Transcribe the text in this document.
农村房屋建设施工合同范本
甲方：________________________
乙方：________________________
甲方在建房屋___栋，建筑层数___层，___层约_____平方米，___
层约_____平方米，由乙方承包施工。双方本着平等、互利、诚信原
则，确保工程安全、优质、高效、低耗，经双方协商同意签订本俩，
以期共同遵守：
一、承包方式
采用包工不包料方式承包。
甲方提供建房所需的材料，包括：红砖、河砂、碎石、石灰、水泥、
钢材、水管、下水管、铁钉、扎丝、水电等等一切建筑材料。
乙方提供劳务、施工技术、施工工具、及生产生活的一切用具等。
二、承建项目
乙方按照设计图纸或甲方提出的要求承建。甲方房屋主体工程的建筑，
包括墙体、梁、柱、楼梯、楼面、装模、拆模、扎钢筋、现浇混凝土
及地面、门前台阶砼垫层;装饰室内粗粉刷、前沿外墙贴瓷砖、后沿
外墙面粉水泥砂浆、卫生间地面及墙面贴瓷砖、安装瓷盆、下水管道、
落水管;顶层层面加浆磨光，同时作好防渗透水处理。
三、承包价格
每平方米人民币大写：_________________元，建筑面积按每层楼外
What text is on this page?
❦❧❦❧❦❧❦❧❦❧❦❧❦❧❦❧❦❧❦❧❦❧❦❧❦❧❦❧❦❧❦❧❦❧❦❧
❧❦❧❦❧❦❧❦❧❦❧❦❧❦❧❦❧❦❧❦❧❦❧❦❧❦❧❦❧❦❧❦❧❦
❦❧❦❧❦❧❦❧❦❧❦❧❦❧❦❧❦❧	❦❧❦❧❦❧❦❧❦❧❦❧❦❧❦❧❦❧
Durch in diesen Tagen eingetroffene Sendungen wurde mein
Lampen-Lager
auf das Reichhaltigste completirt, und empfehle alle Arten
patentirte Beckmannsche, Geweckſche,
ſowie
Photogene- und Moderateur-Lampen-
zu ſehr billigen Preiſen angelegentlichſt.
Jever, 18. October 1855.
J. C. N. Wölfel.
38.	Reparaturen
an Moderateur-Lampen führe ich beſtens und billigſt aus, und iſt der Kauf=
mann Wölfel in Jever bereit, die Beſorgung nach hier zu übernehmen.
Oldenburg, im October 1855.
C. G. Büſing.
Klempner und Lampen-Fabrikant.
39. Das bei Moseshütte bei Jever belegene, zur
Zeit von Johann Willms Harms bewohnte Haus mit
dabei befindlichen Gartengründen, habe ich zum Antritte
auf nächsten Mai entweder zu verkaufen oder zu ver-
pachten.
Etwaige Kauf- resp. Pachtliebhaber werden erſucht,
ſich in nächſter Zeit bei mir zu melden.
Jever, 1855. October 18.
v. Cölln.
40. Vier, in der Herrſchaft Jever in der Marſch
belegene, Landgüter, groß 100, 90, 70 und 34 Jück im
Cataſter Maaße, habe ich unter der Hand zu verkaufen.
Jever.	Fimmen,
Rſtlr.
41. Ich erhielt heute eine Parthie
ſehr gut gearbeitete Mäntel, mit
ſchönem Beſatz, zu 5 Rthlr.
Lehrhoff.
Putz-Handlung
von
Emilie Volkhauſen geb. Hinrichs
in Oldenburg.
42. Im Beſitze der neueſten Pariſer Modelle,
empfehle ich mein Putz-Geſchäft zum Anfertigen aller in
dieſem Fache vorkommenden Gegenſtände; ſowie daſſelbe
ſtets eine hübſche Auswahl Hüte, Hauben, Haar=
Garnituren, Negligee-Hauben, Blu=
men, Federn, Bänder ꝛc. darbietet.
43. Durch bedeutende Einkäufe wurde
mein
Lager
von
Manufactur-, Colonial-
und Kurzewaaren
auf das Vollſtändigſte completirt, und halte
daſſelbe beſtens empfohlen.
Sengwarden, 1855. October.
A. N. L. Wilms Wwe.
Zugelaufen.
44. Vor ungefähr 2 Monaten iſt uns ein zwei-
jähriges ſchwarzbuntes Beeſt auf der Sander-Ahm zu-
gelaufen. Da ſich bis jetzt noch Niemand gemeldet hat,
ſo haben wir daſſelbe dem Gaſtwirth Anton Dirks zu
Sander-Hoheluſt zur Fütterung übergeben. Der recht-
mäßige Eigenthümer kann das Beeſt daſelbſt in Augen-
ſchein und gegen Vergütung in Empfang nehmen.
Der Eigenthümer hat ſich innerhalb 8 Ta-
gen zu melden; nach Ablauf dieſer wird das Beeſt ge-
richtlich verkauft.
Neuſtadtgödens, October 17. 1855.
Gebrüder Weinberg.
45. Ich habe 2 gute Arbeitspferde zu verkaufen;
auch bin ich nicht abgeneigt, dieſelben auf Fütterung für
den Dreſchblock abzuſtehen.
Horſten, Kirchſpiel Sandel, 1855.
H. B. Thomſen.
━━━━━━
GOAL: Set down every line of the listing above again, exactly as given.

TASK SOLUTION:
Transcribe the text in this document.
农村房屋建设施工合同范本
甲方：________________________
乙方：________________________
甲方在建房屋___栋，建筑层数___层，___层约_____平方米，___
层约_____平方米，由乙方承包施工。双方本着平等、互利、诚信原
则，确保工程安全、优质、高效、低耗，经双方协商同意签订本俩，
以期共同遵守：
一、承包方式
采用包工不包料方式承包。
甲方提供建房所需的材料，包括：红砖、河砂、碎石、石灰、水泥、
钢材、水管、下水管、铁钉、扎丝、水电等等一切建筑材料。
乙方提供劳务、施工技术、施工工具、及生产生活的一切用具等。
二、承建项目
乙方按照设计图纸或甲方提出的要求承建。甲方房屋主体工程的建筑，
包括墙体、梁、柱、楼梯、楼面、装模、拆模、扎钢筋、现浇混凝土
及地面、门前台阶砼垫层;装饰室内粗粉刷、前沿外墙贴瓷砖、后沿
外墙面粉水泥砂浆、卫生间地面及墙面贴瓷砖、安装瓷盆、下水管道、
落水管;顶层层面加浆磨光，同时作好防渗透水处理。
三、承包价格
每平方米人民币大写：_________________元，建筑面积按每层楼外
What text is on this page?
❦❧❦❧❦❧❦❧❦❧❦❧❦❧❦❧❦❧❦❧❦❧❦❧❦❧❦❧❦❧❦❧❦❧❦❧
❧❦❧❦❧❦❧❦❧❦❧❦❧❦❧❦❧❦❧❦❧❦❧❦❧❦❧❦❧❦❧❦❧❦
❦❧❦❧❦❧❦❧❦❧❦❧❦❧❦❧❦❧	❦❧❦❧❦❧❦❧❦❧❦❧❦❧❦❧❦❧
Durch in diesen Tagen eingetroffene Sendungen wurde mein
Lampen-Lager
auf das Reichhaltigste completirt, und empfehle alle Arten
patentirte Beckmannsche, Geweckſche,
ſowie
Photogene- und Moderateur-Lampen-
zu ſehr billigen Preiſen angelegentlichſt.
Jever, 18. October 1855.
J. C. N. Wölfel.
38.	Reparaturen
an Moderateur-Lampen führe ich beſtens und billigſt aus, und iſt der Kauf=
mann Wölfel in Jever bereit, die Beſorgung nach hier zu übernehmen.
Oldenburg, im October 1855.
C. G. Büſing.
Klempner und Lampen-Fabrikant.
39. Das bei Moseshütte bei Jever belegene, zur
Zeit von Johann Willms Harms bewohnte Haus mit
dabei befindlichen Gartengründen, habe ich zum Antritte
auf nächsten Mai entweder zu verkaufen oder zu ver-
pachten.
Etwaige Kauf- resp. Pachtliebhaber werden erſucht,
ſich in nächſter Zeit bei mir zu melden.
Jever, 1855. October 18.
v. Cölln.
40. Vier, in der Herrſchaft Jever in der Marſch
belegene, Landgüter, groß 100, 90, 70 und 34 Jück im
Cataſter Maaße, habe ich unter der Hand zu verkaufen.
Jever.	Fimmen,
Rſtlr.
41. Ich erhielt heute eine Parthie
ſehr gut gearbeitete Mäntel, mit
ſchönem Beſatz, zu 5 Rthlr.
Lehrhoff.
Putz-Handlung
von
Emilie Volkhauſen geb. Hinrichs
in Oldenburg.
42. Im Beſitze der neueſten Pariſer Modelle,
empfehle ich mein Putz-Geſchäft zum Anfertigen aller in
dieſem Fache vorkommenden Gegenſtände; ſowie daſſelbe
ſtets eine hübſche Auswahl Hüte, Hauben, Haar=
Garnituren, Negligee-Hauben, Blu=
men, Federn, Bänder ꝛc. darbietet.
43. Durch bedeutende Einkäufe wurde
mein
Lager
von
Manufactur-, Colonial-
und Kurzewaaren
auf das Vollſtändigſte completirt, und halte
daſſelbe beſtens empfohlen.
Sengwarden, 1855. October.
A. N. L. Wilms Wwe.
Zugelaufen.
44. Vor ungefähr 2 Monaten iſt uns ein zwei-
jähriges ſchwarzbuntes Beeſt auf der Sander-Ahm zu-
gelaufen. Da ſich bis jetzt noch Niemand gemeldet hat,
ſo haben wir daſſelbe dem Gaſtwirth Anton Dirks zu
Sander-Hoheluſt zur Fütterung übergeben. Der recht-
mäßige Eigenthümer kann das Beeſt daſelbſt in Augen-
ſchein und gegen Vergütung in Empfang nehmen.
Der Eigenthümer hat ſich innerhalb 8 Ta-
gen zu melden; nach Ablauf dieſer wird das Beeſt ge-
richtlich verkauft.
Neuſtadtgödens, October 17. 1855.
Gebrüder Weinberg.
45. Ich habe 2 gute Arbeitspferde zu verkaufen;
auch bin ich nicht abgeneigt, dieſelben auf Fütterung für
den Dreſchblock abzuſtehen.
Horſten, Kirchſpiel Sandel, 1855.
H. B. Thomſen.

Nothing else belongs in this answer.